> _Records supplied_:
⁂
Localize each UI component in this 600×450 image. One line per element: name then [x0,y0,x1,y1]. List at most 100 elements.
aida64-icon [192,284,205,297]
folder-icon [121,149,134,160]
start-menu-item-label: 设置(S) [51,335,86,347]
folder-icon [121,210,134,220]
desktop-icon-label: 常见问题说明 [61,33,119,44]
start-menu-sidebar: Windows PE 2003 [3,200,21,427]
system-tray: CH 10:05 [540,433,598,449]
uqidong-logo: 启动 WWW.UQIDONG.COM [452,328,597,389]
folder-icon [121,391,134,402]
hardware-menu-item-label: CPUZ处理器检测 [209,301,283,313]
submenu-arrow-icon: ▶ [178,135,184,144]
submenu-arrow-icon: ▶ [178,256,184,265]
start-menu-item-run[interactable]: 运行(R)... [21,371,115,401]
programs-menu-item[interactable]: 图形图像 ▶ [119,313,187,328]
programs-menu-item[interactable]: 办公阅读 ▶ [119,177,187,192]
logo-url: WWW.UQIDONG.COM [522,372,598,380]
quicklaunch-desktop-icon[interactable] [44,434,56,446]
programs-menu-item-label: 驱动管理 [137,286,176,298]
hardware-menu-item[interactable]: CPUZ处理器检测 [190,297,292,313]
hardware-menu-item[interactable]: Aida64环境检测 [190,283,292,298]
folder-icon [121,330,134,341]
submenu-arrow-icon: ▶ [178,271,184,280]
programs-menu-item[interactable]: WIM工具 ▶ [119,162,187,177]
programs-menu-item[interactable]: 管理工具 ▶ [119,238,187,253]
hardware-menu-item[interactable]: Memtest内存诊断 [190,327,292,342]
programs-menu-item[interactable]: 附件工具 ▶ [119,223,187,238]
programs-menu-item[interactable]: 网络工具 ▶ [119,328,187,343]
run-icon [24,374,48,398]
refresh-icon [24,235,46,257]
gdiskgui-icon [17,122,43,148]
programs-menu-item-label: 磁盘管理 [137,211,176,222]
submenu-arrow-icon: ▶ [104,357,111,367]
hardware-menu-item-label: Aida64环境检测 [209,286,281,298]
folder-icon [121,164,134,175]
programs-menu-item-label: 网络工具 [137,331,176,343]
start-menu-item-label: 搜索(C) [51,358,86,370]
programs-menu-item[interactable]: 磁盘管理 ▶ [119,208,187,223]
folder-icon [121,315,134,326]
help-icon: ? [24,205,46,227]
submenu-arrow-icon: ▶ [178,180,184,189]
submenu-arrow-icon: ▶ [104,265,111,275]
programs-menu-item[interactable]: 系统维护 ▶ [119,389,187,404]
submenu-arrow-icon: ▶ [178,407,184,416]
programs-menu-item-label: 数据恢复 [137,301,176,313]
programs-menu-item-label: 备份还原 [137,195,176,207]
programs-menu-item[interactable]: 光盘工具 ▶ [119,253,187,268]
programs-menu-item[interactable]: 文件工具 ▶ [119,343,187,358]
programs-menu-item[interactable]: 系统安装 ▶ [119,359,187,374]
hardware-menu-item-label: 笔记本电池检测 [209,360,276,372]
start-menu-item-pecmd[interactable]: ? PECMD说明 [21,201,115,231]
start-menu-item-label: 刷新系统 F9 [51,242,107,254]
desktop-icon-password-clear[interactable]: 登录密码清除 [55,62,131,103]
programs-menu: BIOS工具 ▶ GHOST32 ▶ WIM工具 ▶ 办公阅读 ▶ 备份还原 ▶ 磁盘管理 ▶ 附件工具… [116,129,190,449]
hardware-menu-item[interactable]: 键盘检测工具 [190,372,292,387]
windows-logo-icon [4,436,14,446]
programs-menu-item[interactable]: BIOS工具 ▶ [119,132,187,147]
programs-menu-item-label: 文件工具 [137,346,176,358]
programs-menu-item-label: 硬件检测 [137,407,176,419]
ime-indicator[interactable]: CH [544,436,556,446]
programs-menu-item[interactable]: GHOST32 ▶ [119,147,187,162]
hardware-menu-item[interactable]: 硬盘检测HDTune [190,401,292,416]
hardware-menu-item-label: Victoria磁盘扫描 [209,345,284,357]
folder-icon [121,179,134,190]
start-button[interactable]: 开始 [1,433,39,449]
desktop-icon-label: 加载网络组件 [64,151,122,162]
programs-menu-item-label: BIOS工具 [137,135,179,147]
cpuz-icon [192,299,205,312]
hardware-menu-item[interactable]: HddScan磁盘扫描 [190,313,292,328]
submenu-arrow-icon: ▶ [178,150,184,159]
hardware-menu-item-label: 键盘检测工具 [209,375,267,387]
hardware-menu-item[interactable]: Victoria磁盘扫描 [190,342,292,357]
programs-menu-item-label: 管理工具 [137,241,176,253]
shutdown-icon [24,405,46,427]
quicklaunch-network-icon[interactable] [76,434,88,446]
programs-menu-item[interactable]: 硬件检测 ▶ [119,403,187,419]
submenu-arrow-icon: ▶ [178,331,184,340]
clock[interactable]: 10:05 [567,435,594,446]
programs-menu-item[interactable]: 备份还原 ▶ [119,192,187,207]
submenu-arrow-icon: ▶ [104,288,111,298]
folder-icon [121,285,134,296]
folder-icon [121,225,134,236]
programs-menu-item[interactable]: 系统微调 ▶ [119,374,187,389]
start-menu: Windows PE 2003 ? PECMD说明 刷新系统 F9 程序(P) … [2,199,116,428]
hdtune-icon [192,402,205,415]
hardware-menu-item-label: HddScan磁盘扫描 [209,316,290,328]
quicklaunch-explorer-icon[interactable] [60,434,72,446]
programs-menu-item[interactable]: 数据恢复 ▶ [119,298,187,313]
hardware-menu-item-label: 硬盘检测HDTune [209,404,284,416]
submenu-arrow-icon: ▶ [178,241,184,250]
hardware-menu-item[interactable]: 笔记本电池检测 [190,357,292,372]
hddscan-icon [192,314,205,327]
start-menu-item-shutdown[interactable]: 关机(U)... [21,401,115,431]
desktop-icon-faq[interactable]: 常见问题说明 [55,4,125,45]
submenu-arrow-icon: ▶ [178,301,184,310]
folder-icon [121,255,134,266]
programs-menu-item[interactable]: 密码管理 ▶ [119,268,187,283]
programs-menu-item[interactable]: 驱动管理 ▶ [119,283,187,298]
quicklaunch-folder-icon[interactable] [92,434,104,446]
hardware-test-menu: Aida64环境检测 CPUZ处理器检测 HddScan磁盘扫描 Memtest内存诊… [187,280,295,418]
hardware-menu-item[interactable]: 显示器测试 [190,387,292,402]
⁂
Please copy the records above line for line, without changing anything.

> _The output_:
Localize each UI component in this 600×450 image. One line per element: name then [x0,y0,x1,y1]. List at most 100 elements.
aida64-icon [192,284,205,297]
folder-icon [121,149,134,160]
start-menu-item-label: 设置(S) [51,335,86,347]
folder-icon [121,210,134,220]
desktop-icon-label: 常见问题说明 [61,33,119,44]
start-menu-sidebar: Windows PE 2003 [3,200,21,427]
system-tray: CH 10:05 [540,433,598,449]
uqidong-logo: 启动 WWW.UQIDONG.COM [452,328,597,389]
folder-icon [121,391,134,402]
hardware-menu-item-label: CPUZ处理器检测 [209,301,283,313]
submenu-arrow-icon: ▶ [178,135,184,144]
submenu-arrow-icon: ▶ [178,256,184,265]
start-menu-item-run[interactable]: 运行(R)... [21,371,115,401]
programs-menu-item[interactable]: 图形图像 ▶ [119,313,187,328]
programs-menu-item[interactable]: 办公阅读 ▶ [119,177,187,192]
logo-url: WWW.UQIDONG.COM [522,372,598,380]
quicklaunch-desktop-icon[interactable] [44,434,56,446]
programs-menu-item-label: 驱动管理 [137,286,176,298]
hardware-menu-item[interactable]: CPUZ处理器检测 [190,297,292,313]
hardware-menu-item[interactable]: Aida64环境检测 [190,283,292,298]
folder-icon [121,330,134,341]
submenu-arrow-icon: ▶ [178,271,184,280]
programs-menu-item[interactable]: WIM工具 ▶ [119,162,187,177]
programs-menu-item[interactable]: 管理工具 ▶ [119,238,187,253]
hardware-menu-item[interactable]: Memtest内存诊断 [190,327,292,342]
programs-menu-item[interactable]: 附件工具 ▶ [119,223,187,238]
programs-menu-item[interactable]: 网络工具 ▶ [119,328,187,343]
run-icon [24,374,48,398]
refresh-icon [24,235,46,257]
gdiskgui-icon [17,122,43,148]
programs-menu-item-label: 磁盘管理 [137,211,176,222]
submenu-arrow-icon: ▶ [104,357,111,367]
hardware-menu-item-label: Aida64环境检测 [209,286,281,298]
folder-icon [121,164,134,175]
programs-menu-item-label: 网络工具 [137,331,176,343]
start-menu-item-label: 搜索(C) [51,358,86,370]
programs-menu-item[interactable]: 磁盘管理 ▶ [119,208,187,223]
folder-icon [121,315,134,326]
help-icon: ? [24,205,46,227]
submenu-arrow-icon: ▶ [178,180,184,189]
submenu-arrow-icon: ▶ [104,265,111,275]
programs-menu-item[interactable]: 系统维护 ▶ [119,389,187,404]
submenu-arrow-icon: ▶ [178,407,184,416]
programs-menu-item-label: 数据恢复 [137,301,176,313]
programs-menu-item-label: 备份还原 [137,195,176,207]
programs-menu-item[interactable]: 光盘工具 ▶ [119,253,187,268]
programs-menu-item[interactable]: 文件工具 ▶ [119,343,187,358]
programs-menu-item[interactable]: 系统安装 ▶ [119,359,187,374]
hardware-menu-item-label: 笔记本电池检测 [209,360,276,372]
start-menu-item-pecmd[interactable]: ? PECMD说明 [21,201,115,231]
start-menu-item-label: 刷新系统 F9 [51,242,107,254]
desktop-icon-password-clear[interactable]: 登录密码清除 [55,62,131,103]
programs-menu: BIOS工具 ▶ GHOST32 ▶ WIM工具 ▶ 办公阅读 ▶ 备份还原 ▶ 磁盘管理 ▶ 附件工具… [116,129,190,449]
hardware-menu-item[interactable]: 键盘检测工具 [190,372,292,387]
windows-logo-icon [4,436,14,446]
programs-menu-item[interactable]: BIOS工具 ▶ [119,132,187,147]
programs-menu-item-label: 文件工具 [137,346,176,358]
programs-menu-item-label: 硬件检测 [137,407,176,419]
ime-indicator[interactable]: CH [544,436,556,446]
programs-menu-item[interactable]: GHOST32 ▶ [119,147,187,162]
hardware-menu-item[interactable]: 硬盘检测HDTune [190,401,292,416]
hardware-menu-item-label: Victoria磁盘扫描 [209,345,284,357]
folder-icon [121,179,134,190]
start-button[interactable]: 开始 [1,433,39,449]
desktop-icon-label: 加载网络组件 [64,151,122,162]
programs-menu-item-label: BIOS工具 [137,135,179,147]
cpuz-icon [192,299,205,312]
hardware-menu-item[interactable]: HddScan磁盘扫描 [190,313,292,328]
submenu-arrow-icon: ▶ [178,150,184,159]
hardware-menu-item-label: 键盘检测工具 [209,375,267,387]
hardware-menu-item[interactable]: Victoria磁盘扫描 [190,342,292,357]
programs-menu-item-label: 管理工具 [137,241,176,253]
shutdown-icon [24,405,46,427]
quicklaunch-network-icon[interactable] [76,434,88,446]
programs-menu-item[interactable]: 硬件检测 ▶ [119,403,187,419]
submenu-arrow-icon: ▶ [178,331,184,340]
clock[interactable]: 10:05 [567,435,594,446]
programs-menu-item[interactable]: 备份还原 ▶ [119,192,187,207]
submenu-arrow-icon: ▶ [104,288,111,298]
folder-icon [121,285,134,296]
folder-icon [121,225,134,236]
programs-menu-item[interactable]: 系统微调 ▶ [119,374,187,389]
start-menu: Windows PE 2003 ? PECMD说明 刷新系统 F9 程序(P) … [2,199,116,428]
hdtune-icon [192,402,205,415]
hardware-menu-item-label: HddScan磁盘扫描 [209,316,290,328]
quicklaunch-explorer-icon[interactable] [60,434,72,446]
programs-menu-item[interactable]: 数据恢复 ▶ [119,298,187,313]
hardware-menu-item-label: 硬盘检测HDTune [209,404,284,416]
submenu-arrow-icon: ▶ [178,241,184,250]
hardware-menu-item[interactable]: 笔记本电池检测 [190,357,292,372]
hddscan-icon [192,314,205,327]
start-menu-item-shutdown[interactable]: 关机(U)... [21,401,115,431]
desktop-icon-faq[interactable]: 常见问题说明 [55,4,125,45]
submenu-arrow-icon: ▶ [178,301,184,310]
folder-icon [121,255,134,266]
programs-menu-item[interactable]: 密码管理 ▶ [119,268,187,283]
programs-menu-item[interactable]: 驱动管理 ▶ [119,283,187,298]
quicklaunch-folder-icon[interactable] [92,434,104,446]
hardware-test-menu: Aida64环境检测 CPUZ处理器检测 HddScan磁盘扫描 Memtest内存诊… [187,280,295,418]
hardware-menu-item[interactable]: 显示器测试 [190,387,292,402]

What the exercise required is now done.